### REQUEST
List the lines of this listing that hold the word "Learning".

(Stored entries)
>> START

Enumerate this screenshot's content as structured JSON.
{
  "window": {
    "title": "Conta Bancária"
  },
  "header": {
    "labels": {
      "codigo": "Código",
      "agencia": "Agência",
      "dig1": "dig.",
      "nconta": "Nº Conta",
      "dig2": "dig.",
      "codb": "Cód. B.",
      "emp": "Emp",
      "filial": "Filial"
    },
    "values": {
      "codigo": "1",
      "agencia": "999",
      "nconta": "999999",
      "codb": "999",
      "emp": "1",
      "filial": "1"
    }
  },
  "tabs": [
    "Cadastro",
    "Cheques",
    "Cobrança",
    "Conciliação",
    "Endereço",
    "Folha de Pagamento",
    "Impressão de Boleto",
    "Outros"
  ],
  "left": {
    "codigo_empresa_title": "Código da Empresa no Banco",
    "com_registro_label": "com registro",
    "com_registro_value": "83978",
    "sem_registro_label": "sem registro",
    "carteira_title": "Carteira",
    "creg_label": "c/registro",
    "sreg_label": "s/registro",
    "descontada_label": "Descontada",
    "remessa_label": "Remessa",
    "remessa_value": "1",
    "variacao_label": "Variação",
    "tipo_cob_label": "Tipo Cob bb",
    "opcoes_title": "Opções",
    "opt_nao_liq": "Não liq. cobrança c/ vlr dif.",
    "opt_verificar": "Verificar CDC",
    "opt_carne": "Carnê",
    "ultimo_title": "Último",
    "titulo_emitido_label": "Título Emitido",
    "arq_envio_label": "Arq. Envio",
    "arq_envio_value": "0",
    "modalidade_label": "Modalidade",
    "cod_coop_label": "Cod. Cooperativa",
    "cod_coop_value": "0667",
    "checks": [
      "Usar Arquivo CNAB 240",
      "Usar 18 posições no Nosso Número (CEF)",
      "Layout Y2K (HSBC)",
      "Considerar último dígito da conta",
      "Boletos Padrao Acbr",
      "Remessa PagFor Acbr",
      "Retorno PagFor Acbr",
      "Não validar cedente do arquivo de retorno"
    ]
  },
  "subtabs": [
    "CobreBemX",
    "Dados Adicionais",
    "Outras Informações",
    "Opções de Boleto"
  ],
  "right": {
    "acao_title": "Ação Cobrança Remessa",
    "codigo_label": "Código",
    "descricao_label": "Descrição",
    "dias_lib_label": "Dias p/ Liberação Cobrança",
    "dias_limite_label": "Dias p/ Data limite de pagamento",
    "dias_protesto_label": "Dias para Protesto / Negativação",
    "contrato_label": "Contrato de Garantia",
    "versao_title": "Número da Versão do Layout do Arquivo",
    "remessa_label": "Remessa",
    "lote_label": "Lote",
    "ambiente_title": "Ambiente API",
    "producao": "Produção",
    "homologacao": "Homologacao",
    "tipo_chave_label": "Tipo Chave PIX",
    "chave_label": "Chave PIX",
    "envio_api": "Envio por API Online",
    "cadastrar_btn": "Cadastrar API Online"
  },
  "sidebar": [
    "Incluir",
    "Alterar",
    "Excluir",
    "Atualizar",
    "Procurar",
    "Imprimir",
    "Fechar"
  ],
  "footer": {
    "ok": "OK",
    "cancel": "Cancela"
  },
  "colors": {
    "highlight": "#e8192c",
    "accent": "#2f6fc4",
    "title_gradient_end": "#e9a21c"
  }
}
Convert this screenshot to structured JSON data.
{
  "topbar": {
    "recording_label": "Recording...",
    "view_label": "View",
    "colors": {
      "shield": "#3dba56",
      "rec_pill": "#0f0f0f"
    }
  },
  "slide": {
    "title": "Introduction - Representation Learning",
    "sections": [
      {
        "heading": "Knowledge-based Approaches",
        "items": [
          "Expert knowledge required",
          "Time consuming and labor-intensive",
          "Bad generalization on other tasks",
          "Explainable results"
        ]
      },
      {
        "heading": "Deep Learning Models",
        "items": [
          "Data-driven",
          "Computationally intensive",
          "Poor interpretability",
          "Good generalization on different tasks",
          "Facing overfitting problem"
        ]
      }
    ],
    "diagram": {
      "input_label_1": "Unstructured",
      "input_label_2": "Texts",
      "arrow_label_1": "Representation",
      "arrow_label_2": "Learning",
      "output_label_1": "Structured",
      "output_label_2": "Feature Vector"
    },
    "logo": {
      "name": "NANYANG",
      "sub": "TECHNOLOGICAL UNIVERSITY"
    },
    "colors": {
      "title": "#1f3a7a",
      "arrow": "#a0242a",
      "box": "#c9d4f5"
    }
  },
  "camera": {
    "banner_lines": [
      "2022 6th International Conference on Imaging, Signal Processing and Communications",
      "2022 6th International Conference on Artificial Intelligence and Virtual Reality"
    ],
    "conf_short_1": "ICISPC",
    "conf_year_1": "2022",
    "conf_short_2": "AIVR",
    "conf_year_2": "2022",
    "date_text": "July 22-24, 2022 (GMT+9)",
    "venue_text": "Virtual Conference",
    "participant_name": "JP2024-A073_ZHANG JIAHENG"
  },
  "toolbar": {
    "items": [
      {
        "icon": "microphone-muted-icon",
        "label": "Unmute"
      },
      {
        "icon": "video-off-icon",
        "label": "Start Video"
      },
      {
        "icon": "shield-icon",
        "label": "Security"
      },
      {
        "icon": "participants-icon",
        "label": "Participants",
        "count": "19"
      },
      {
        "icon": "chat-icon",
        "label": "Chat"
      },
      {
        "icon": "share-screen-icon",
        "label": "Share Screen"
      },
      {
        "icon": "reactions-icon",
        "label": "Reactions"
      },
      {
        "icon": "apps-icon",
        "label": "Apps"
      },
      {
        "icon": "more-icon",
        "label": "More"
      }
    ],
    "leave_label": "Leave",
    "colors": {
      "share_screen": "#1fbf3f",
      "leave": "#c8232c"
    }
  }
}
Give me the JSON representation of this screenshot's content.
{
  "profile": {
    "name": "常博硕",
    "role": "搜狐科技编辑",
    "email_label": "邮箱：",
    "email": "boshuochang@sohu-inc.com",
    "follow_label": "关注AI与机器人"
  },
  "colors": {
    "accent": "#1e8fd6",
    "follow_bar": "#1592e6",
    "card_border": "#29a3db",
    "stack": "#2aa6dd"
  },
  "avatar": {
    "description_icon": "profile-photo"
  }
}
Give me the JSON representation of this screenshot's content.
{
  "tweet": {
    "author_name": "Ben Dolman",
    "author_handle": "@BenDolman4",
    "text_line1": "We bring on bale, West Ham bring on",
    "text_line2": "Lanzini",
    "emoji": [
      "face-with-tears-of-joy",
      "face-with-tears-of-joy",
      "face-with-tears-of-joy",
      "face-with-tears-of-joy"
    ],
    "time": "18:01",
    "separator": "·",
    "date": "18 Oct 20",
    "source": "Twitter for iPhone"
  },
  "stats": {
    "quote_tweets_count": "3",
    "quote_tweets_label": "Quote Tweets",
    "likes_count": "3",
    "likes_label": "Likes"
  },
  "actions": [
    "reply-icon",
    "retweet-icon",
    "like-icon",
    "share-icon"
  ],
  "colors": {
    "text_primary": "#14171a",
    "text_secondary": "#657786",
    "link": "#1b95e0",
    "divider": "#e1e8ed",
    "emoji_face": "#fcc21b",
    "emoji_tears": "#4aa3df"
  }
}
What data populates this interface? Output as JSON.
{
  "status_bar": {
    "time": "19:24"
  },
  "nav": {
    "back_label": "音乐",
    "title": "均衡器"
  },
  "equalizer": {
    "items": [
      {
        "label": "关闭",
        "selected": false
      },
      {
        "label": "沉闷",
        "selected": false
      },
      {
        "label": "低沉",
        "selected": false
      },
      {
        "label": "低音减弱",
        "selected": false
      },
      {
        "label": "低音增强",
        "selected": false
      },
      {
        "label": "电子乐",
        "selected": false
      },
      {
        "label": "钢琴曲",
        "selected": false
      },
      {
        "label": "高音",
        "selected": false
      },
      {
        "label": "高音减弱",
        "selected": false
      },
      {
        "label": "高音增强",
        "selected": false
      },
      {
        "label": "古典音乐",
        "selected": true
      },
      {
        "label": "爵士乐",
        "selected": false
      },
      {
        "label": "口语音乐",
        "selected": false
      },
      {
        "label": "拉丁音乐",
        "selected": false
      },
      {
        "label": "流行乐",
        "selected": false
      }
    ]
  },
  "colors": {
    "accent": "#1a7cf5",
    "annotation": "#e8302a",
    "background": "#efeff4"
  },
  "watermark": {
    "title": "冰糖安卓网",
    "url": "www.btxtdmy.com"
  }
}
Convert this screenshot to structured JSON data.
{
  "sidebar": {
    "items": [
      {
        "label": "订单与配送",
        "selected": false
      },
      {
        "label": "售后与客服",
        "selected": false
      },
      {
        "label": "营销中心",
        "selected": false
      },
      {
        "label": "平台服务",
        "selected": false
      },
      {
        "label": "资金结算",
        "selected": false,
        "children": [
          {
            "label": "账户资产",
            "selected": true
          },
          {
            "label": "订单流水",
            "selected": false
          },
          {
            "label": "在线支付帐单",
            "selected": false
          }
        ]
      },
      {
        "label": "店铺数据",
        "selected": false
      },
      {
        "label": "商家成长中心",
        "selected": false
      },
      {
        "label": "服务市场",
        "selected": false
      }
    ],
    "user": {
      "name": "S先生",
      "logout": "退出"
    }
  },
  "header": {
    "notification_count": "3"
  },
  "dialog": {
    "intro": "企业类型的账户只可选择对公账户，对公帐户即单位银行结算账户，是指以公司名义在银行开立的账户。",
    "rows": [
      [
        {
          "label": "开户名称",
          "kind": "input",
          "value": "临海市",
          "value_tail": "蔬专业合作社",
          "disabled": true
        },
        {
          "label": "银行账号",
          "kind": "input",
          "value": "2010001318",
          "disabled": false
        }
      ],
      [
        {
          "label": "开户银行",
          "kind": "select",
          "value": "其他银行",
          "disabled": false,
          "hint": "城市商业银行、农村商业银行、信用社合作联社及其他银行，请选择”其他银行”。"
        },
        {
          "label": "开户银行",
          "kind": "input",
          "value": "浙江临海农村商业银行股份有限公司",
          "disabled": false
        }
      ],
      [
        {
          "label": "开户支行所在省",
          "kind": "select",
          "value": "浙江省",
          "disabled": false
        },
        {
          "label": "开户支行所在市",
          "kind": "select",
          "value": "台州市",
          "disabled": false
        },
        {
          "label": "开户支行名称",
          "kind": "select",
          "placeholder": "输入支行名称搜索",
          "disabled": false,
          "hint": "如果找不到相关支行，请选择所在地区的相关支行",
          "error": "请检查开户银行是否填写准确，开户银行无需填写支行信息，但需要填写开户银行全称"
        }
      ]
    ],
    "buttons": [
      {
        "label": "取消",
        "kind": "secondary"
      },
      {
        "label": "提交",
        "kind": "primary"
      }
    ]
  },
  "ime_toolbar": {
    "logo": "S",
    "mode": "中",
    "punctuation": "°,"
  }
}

>> END

### FULL SOLUTION
    "title": "Introduction - Representation Learning",
        "heading": "Deep Learning Models",
      "arrow_label_2": "Learning",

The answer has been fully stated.